>> begin

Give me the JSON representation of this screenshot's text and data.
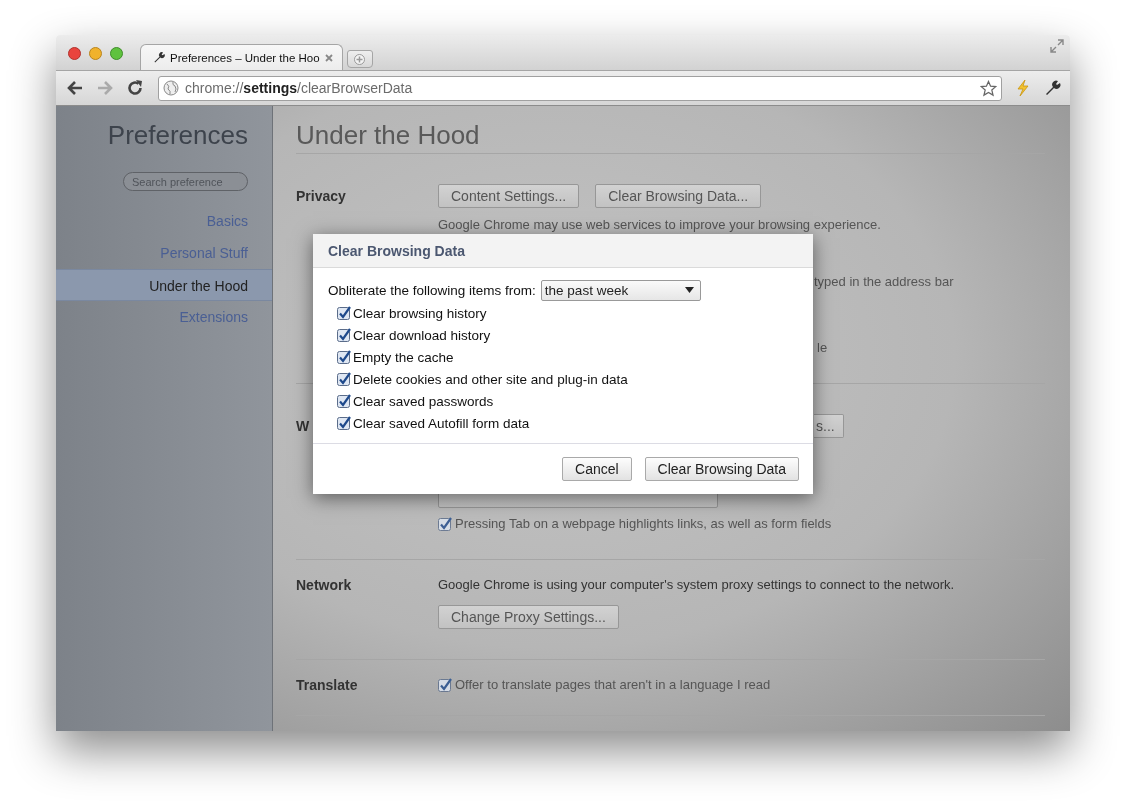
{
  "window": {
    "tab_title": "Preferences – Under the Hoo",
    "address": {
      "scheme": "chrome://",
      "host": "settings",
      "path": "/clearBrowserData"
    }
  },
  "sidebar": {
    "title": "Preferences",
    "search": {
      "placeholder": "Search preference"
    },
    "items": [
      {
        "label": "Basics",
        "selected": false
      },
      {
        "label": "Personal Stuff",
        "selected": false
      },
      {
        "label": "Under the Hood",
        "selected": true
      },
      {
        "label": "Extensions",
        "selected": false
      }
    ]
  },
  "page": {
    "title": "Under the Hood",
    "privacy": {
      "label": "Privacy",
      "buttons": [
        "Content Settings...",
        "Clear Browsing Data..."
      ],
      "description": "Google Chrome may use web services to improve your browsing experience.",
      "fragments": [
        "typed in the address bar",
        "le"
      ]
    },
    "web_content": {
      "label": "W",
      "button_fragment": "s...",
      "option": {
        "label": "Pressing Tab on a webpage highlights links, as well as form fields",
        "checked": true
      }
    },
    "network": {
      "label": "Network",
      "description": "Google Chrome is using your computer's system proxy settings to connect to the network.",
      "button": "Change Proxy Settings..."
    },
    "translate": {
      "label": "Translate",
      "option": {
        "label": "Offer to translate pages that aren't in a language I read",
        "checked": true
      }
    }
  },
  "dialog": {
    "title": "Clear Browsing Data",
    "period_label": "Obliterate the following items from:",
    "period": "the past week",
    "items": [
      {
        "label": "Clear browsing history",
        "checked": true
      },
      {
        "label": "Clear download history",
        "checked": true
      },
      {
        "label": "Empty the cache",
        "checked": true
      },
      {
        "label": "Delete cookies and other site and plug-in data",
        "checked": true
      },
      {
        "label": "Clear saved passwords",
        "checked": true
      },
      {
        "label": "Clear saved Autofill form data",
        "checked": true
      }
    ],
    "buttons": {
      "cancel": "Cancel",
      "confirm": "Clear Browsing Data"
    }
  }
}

>> end

_YOUR GOAL_
Reproduce all entries without any change, and omit the pictures.

_RESPONSE TO THIS EXERCISE_
Give me the JSON representation of this screenshot's text and data.
{
  "window": {
    "tab_title": "Preferences – Under the Hoo",
    "address": {
      "scheme": "chrome://",
      "host": "settings",
      "path": "/clearBrowserData"
    }
  },
  "sidebar": {
    "title": "Preferences",
    "search": {
      "placeholder": "Search preference"
    },
    "items": [
      {
        "label": "Basics",
        "selected": false
      },
      {
        "label": "Personal Stuff",
        "selected": false
      },
      {
        "label": "Under the Hood",
        "selected": true
      },
      {
        "label": "Extensions",
        "selected": false
      }
    ]
  },
  "page": {
    "title": "Under the Hood",
    "privacy": {
      "label": "Privacy",
      "buttons": [
        "Content Settings...",
        "Clear Browsing Data..."
      ],
      "description": "Google Chrome may use web services to improve your browsing experience.",
      "fragments": [
        "typed in the address bar",
        "le"
      ]
    },
    "web_content": {
      "label": "W",
      "button_fragment": "s...",
      "option": {
        "label": "Pressing Tab on a webpage highlights links, as well as form fields",
        "checked": true
      }
    },
    "network": {
      "label": "Network",
      "description": "Google Chrome is using your computer's system proxy settings to connect to the network.",
      "button": "Change Proxy Settings..."
    },
    "translate": {
      "label": "Translate",
      "option": {
        "label": "Offer to translate pages that aren't in a language I read",
        "checked": true
      }
    }
  },
  "dialog": {
    "title": "Clear Browsing Data",
    "period_label": "Obliterate the following items from:",
    "period": "the past week",
    "items": [
      {
        "label": "Clear browsing history",
        "checked": true
      },
      {
        "label": "Clear download history",
        "checked": true
      },
      {
        "label": "Empty the cache",
        "checked": true
      },
      {
        "label": "Delete cookies and other site and plug-in data",
        "checked": true
      },
      {
        "label": "Clear saved passwords",
        "checked": true
      },
      {
        "label": "Clear saved Autofill form data",
        "checked": true
      }
    ],
    "buttons": {
      "cancel": "Cancel",
      "confirm": "Clear Browsing Data"
    }
  }
}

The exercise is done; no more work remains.